Stored data entries:
=-=-=

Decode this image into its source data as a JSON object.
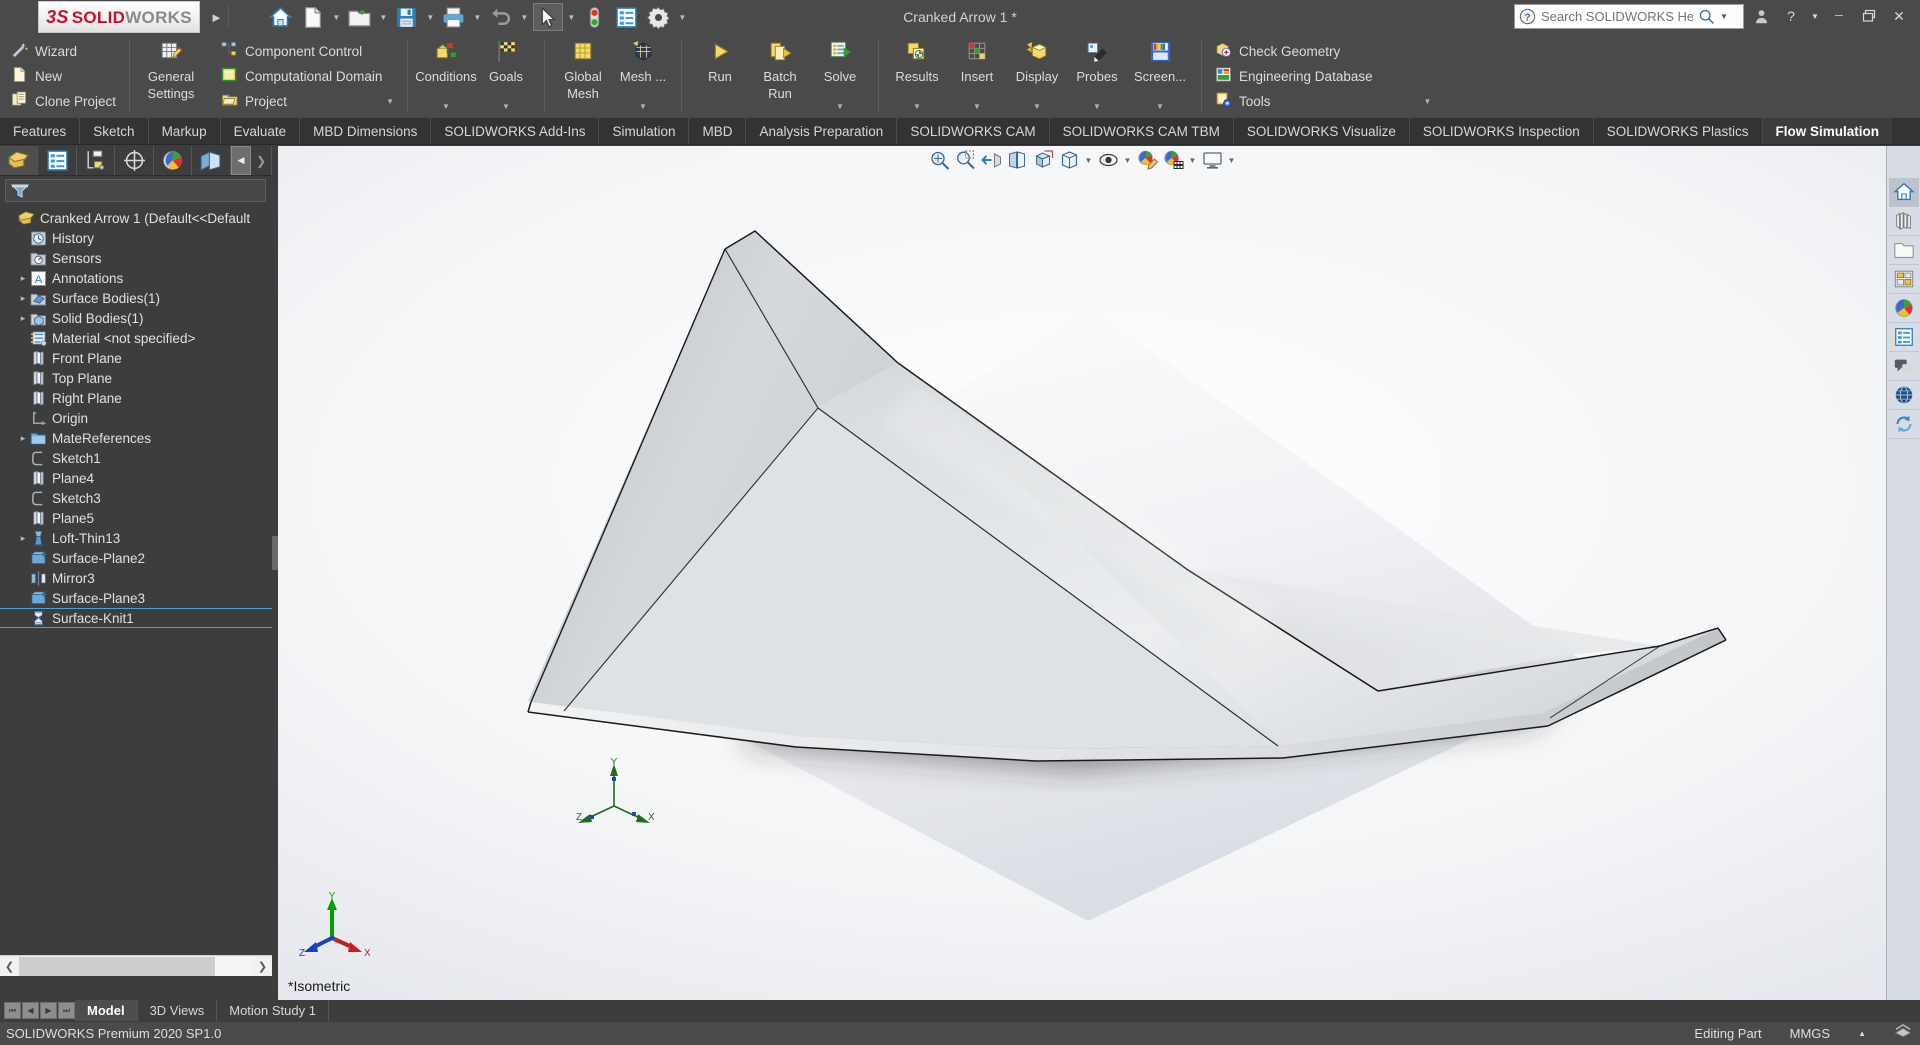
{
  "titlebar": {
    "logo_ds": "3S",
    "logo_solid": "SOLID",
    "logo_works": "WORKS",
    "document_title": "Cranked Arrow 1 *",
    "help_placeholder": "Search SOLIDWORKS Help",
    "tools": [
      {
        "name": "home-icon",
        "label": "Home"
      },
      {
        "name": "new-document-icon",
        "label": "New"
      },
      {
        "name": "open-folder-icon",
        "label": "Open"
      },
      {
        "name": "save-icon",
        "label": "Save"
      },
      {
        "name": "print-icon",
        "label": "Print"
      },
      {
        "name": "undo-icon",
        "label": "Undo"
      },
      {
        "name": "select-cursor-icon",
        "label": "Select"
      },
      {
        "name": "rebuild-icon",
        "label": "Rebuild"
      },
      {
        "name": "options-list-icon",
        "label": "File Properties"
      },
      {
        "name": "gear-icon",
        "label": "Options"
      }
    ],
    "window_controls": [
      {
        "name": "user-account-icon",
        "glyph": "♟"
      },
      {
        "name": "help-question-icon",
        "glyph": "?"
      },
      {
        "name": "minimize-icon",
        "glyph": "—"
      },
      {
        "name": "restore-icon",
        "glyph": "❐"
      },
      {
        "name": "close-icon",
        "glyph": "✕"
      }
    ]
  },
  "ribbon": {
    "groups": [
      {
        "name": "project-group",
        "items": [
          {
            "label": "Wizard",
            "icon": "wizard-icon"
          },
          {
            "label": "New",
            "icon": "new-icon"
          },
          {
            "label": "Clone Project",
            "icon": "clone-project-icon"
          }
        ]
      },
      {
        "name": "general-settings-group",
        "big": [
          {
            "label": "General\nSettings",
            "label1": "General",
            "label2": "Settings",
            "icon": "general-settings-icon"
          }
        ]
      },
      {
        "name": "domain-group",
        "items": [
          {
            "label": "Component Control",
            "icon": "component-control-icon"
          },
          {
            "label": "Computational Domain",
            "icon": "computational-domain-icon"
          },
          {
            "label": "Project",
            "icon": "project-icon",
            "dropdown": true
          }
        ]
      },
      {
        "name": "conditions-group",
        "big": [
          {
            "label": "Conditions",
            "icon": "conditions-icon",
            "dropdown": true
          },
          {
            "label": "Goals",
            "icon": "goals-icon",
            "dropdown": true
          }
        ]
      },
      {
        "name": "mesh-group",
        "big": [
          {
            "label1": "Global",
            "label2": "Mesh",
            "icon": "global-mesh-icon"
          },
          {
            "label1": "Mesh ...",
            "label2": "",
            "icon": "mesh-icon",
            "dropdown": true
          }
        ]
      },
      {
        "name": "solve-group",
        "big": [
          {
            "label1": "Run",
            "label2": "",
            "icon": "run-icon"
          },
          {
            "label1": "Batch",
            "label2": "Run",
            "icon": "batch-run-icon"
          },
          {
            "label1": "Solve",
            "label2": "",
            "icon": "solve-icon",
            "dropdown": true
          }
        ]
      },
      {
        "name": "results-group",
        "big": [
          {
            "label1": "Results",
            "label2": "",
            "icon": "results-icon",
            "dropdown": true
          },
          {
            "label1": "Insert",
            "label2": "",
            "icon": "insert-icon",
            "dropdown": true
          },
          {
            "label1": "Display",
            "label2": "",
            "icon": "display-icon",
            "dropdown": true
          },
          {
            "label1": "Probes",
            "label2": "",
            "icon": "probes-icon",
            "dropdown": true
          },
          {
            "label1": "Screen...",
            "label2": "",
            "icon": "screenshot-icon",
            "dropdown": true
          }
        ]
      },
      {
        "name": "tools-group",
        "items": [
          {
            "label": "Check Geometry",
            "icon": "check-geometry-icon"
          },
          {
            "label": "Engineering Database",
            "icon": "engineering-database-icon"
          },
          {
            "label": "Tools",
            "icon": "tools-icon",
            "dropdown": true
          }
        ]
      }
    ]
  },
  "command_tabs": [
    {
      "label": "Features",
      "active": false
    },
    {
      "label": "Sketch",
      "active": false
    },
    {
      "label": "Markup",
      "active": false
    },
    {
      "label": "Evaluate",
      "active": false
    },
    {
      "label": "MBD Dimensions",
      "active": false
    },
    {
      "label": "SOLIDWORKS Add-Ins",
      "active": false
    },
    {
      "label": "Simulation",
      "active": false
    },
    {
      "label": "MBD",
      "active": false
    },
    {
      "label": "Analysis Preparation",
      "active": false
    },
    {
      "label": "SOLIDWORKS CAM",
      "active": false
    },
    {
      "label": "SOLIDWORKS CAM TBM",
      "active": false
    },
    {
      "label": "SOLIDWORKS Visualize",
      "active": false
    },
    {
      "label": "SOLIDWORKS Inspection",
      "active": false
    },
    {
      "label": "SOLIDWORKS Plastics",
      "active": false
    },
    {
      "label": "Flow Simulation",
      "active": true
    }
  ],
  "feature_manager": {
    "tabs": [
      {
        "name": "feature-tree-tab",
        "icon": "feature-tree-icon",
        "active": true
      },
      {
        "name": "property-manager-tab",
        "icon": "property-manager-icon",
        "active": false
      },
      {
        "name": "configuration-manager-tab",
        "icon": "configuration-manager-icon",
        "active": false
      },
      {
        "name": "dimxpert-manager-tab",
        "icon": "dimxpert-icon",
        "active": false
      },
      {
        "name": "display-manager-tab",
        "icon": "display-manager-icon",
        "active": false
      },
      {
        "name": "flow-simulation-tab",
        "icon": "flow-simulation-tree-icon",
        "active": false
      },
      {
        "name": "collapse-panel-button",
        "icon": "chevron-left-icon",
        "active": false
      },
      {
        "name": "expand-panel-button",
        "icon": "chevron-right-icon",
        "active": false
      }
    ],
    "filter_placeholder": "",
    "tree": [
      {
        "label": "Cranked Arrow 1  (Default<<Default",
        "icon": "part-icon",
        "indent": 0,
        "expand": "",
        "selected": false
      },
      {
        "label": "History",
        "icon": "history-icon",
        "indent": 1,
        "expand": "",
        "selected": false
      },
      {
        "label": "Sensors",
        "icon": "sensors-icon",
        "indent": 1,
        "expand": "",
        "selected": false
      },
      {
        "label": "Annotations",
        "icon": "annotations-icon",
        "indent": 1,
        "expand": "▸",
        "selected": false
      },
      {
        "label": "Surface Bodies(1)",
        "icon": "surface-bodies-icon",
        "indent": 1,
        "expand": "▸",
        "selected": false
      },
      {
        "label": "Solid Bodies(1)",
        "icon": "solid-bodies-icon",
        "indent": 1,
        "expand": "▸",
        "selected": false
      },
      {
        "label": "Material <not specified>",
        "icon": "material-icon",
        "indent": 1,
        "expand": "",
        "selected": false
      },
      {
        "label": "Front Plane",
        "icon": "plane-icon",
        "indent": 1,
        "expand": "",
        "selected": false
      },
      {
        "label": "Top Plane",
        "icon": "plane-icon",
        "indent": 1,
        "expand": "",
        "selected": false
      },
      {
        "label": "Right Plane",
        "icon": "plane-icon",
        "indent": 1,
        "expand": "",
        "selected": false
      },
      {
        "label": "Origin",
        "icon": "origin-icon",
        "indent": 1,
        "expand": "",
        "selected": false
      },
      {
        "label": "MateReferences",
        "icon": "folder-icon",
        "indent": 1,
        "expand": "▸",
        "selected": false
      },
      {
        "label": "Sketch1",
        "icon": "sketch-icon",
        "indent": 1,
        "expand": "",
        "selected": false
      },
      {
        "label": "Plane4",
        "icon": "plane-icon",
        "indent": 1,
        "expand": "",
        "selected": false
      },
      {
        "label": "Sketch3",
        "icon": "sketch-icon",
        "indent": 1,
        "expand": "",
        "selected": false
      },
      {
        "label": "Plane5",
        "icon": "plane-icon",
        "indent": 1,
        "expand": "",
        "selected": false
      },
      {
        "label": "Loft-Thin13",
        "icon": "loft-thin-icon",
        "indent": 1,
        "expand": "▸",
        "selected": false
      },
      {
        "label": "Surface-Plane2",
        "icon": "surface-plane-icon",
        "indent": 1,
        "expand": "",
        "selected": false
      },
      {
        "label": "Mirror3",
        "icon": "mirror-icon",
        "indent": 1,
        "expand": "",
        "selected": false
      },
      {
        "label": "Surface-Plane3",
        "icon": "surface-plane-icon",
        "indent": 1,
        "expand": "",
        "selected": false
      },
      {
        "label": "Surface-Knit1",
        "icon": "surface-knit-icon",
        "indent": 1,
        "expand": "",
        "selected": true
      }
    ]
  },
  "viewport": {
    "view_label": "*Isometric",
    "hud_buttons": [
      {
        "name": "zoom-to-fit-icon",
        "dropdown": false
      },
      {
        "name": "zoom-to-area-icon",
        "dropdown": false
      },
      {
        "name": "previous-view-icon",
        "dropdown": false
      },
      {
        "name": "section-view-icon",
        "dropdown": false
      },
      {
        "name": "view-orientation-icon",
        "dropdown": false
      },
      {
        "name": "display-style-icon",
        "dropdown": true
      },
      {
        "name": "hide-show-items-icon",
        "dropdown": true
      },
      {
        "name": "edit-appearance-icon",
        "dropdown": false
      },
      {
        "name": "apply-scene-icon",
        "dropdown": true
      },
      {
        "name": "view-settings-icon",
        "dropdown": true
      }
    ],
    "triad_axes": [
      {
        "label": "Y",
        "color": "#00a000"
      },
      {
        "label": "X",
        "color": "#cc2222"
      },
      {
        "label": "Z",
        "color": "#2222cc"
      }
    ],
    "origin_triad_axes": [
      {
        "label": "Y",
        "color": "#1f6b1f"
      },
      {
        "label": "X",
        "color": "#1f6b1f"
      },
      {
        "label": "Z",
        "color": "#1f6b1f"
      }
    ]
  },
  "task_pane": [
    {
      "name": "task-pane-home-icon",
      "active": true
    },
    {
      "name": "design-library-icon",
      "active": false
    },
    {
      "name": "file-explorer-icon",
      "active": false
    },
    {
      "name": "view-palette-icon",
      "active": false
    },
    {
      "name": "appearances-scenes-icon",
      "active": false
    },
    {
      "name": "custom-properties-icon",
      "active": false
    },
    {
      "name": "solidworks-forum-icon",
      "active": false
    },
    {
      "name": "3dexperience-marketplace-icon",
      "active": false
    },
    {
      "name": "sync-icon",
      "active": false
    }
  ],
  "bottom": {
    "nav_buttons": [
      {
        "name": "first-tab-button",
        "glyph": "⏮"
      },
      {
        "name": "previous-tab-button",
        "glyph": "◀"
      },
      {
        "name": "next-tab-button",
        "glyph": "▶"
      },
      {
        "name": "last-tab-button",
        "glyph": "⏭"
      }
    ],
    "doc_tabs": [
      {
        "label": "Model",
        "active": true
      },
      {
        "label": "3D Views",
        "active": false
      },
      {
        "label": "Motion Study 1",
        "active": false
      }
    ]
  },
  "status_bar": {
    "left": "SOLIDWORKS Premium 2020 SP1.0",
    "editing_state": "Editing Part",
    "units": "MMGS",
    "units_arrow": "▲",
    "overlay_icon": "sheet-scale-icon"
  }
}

=-=-=

Task requirements: Say how many lines in the records hold "folder", with the number as the whole reply.

Output below: 2